> **Required work**
Count how many lines hold the string "وسائل", and give only that number.

> **Provided records**
_ _ _
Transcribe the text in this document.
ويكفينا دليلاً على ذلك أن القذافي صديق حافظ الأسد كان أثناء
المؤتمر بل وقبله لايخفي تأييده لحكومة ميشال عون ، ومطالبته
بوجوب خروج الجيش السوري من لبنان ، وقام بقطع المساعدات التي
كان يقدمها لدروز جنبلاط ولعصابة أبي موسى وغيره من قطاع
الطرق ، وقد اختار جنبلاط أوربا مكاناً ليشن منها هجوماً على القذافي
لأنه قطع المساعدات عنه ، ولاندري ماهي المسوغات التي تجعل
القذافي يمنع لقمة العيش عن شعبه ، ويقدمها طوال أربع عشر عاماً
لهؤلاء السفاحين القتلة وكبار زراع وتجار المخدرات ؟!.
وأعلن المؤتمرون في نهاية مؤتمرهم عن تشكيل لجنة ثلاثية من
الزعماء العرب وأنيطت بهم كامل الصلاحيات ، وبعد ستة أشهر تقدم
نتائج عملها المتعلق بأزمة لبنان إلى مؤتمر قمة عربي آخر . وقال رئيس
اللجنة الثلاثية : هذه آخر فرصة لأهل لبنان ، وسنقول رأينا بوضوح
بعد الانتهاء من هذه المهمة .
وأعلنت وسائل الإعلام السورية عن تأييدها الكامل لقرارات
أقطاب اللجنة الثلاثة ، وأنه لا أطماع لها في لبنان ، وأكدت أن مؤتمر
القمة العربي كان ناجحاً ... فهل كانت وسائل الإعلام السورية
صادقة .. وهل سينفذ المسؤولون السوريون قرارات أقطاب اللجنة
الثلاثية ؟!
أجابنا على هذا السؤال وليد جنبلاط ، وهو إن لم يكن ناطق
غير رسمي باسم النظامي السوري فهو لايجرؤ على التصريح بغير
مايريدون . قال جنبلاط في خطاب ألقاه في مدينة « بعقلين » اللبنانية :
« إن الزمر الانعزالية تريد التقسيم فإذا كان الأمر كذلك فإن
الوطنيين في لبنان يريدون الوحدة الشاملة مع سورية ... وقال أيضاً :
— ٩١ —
_ _ _
> **Task answer**
2